◆ **WORK TO COMPLETE**
Write the material out again, line by line, exactly as it is.
##############################
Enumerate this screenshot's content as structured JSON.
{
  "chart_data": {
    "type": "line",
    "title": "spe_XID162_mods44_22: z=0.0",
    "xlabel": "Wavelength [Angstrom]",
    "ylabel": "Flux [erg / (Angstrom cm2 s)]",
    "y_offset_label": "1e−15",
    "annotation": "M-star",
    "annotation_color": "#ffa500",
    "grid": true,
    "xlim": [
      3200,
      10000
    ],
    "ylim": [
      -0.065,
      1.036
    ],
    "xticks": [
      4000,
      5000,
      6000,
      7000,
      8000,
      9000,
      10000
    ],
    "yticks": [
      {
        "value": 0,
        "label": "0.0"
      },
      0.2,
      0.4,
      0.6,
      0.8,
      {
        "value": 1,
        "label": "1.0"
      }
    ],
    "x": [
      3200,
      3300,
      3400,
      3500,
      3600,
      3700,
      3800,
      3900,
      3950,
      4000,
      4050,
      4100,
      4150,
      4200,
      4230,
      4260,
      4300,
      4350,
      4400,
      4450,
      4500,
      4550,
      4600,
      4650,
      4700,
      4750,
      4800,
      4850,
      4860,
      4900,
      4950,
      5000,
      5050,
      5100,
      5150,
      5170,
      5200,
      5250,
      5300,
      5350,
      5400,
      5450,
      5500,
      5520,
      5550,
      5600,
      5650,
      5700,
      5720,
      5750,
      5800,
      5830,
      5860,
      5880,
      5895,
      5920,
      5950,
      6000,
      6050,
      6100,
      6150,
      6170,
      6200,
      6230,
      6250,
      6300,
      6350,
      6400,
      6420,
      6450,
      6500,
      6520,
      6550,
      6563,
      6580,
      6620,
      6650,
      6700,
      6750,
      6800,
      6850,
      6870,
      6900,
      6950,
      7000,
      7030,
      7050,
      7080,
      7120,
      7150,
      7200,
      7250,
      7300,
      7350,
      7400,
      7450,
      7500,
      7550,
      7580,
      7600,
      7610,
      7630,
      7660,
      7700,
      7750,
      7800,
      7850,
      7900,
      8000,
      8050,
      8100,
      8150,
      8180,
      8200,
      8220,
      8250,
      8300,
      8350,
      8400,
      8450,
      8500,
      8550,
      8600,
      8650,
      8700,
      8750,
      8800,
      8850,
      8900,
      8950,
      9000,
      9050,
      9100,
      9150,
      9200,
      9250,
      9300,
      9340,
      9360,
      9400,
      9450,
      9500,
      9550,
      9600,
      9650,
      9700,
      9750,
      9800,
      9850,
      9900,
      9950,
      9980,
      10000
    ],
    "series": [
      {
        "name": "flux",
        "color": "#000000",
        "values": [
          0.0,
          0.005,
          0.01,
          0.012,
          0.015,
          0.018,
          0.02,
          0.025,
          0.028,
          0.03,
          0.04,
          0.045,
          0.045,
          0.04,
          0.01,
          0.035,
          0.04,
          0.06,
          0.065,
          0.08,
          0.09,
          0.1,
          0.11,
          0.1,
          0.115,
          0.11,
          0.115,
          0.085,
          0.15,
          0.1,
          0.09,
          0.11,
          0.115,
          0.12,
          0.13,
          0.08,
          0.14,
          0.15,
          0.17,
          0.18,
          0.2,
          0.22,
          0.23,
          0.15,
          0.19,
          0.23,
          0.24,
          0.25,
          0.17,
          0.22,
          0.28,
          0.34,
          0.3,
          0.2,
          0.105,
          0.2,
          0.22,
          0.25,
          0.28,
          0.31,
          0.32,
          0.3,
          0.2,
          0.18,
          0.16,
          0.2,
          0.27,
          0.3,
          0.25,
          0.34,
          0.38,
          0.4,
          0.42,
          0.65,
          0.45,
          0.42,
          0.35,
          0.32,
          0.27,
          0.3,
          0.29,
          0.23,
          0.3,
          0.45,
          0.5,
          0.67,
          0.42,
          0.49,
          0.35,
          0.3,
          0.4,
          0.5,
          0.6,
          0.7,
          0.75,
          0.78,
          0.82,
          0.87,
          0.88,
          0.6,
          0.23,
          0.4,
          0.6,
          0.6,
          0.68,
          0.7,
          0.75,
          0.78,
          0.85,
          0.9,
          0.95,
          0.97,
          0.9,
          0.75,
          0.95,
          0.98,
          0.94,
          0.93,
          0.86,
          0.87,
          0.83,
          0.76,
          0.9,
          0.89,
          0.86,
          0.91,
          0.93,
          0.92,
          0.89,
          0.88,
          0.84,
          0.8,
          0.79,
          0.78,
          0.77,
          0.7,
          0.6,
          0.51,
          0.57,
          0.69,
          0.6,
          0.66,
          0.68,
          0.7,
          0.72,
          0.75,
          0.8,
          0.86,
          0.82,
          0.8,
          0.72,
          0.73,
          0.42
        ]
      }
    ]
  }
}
##############################
◆ **RESULT OF THIS EXERCISE**
Enumerate this screenshot's content as structured JSON.
{
  "chart_data": {
    "type": "line",
    "title": "spe_XID162_mods44_22: z=0.0",
    "xlabel": "Wavelength [Angstrom]",
    "ylabel": "Flux [erg / (Angstrom cm2 s)]",
    "y_offset_label": "1e−15",
    "annotation": "M-star",
    "annotation_color": "#ffa500",
    "grid": true,
    "xlim": [
      3200,
      10000
    ],
    "ylim": [
      -0.065,
      1.036
    ],
    "xticks": [
      4000,
      5000,
      6000,
      7000,
      8000,
      9000,
      10000
    ],
    "yticks": [
      {
        "value": 0,
        "label": "0.0"
      },
      0.2,
      0.4,
      0.6,
      0.8,
      {
        "value": 1,
        "label": "1.0"
      }
    ],
    "x": [
      3200,
      3300,
      3400,
      3500,
      3600,
      3700,
      3800,
      3900,
      3950,
      4000,
      4050,
      4100,
      4150,
      4200,
      4230,
      4260,
      4300,
      4350,
      4400,
      4450,
      4500,
      4550,
      4600,
      4650,
      4700,
      4750,
      4800,
      4850,
      4860,
      4900,
      4950,
      5000,
      5050,
      5100,
      5150,
      5170,
      5200,
      5250,
      5300,
      5350,
      5400,
      5450,
      5500,
      5520,
      5550,
      5600,
      5650,
      5700,
      5720,
      5750,
      5800,
      5830,
      5860,
      5880,
      5895,
      5920,
      5950,
      6000,
      6050,
      6100,
      6150,
      6170,
      6200,
      6230,
      6250,
      6300,
      6350,
      6400,
      6420,
      6450,
      6500,
      6520,
      6550,
      6563,
      6580,
      6620,
      6650,
      6700,
      6750,
      6800,
      6850,
      6870,
      6900,
      6950,
      7000,
      7030,
      7050,
      7080,
      7120,
      7150,
      7200,
      7250,
      7300,
      7350,
      7400,
      7450,
      7500,
      7550,
      7580,
      7600,
      7610,
      7630,
      7660,
      7700,
      7750,
      7800,
      7850,
      7900,
      8000,
      8050,
      8100,
      8150,
      8180,
      8200,
      8220,
      8250,
      8300,
      8350,
      8400,
      8450,
      8500,
      8550,
      8600,
      8650,
      8700,
      8750,
      8800,
      8850,
      8900,
      8950,
      9000,
      9050,
      9100,
      9150,
      9200,
      9250,
      9300,
      9340,
      9360,
      9400,
      9450,
      9500,
      9550,
      9600,
      9650,
      9700,
      9750,
      9800,
      9850,
      9900,
      9950,
      9980,
      10000
    ],
    "series": [
      {
        "name": "flux",
        "color": "#000000",
        "values": [
          0.0,
          0.005,
          0.01,
          0.012,
          0.015,
          0.018,
          0.02,
          0.025,
          0.028,
          0.03,
          0.04,
          0.045,
          0.045,
          0.04,
          0.01,
          0.035,
          0.04,
          0.06,
          0.065,
          0.08,
          0.09,
          0.1,
          0.11,
          0.1,
          0.115,
          0.11,
          0.115,
          0.085,
          0.15,
          0.1,
          0.09,
          0.11,
          0.115,
          0.12,
          0.13,
          0.08,
          0.14,
          0.15,
          0.17,
          0.18,
          0.2,
          0.22,
          0.23,
          0.15,
          0.19,
          0.23,
          0.24,
          0.25,
          0.17,
          0.22,
          0.28,
          0.34,
          0.3,
          0.2,
          0.105,
          0.2,
          0.22,
          0.25,
          0.28,
          0.31,
          0.32,
          0.3,
          0.2,
          0.18,
          0.16,
          0.2,
          0.27,
          0.3,
          0.25,
          0.34,
          0.38,
          0.4,
          0.42,
          0.65,
          0.45,
          0.42,
          0.35,
          0.32,
          0.27,
          0.3,
          0.29,
          0.23,
          0.3,
          0.45,
          0.5,
          0.67,
          0.42,
          0.49,
          0.35,
          0.3,
          0.4,
          0.5,
          0.6,
          0.7,
          0.75,
          0.78,
          0.82,
          0.87,
          0.88,
          0.6,
          0.23,
          0.4,
          0.6,
          0.6,
          0.68,
          0.7,
          0.75,
          0.78,
          0.85,
          0.9,
          0.95,
          0.97,
          0.9,
          0.75,
          0.95,
          0.98,
          0.94,
          0.93,
          0.86,
          0.87,
          0.83,
          0.76,
          0.9,
          0.89,
          0.86,
          0.91,
          0.93,
          0.92,
          0.89,
          0.88,
          0.84,
          0.8,
          0.79,
          0.78,
          0.77,
          0.7,
          0.6,
          0.51,
          0.57,
          0.69,
          0.6,
          0.66,
          0.68,
          0.7,
          0.72,
          0.75,
          0.8,
          0.86,
          0.82,
          0.8,
          0.72,
          0.73,
          0.42
        ]
      }
    ]
  }
}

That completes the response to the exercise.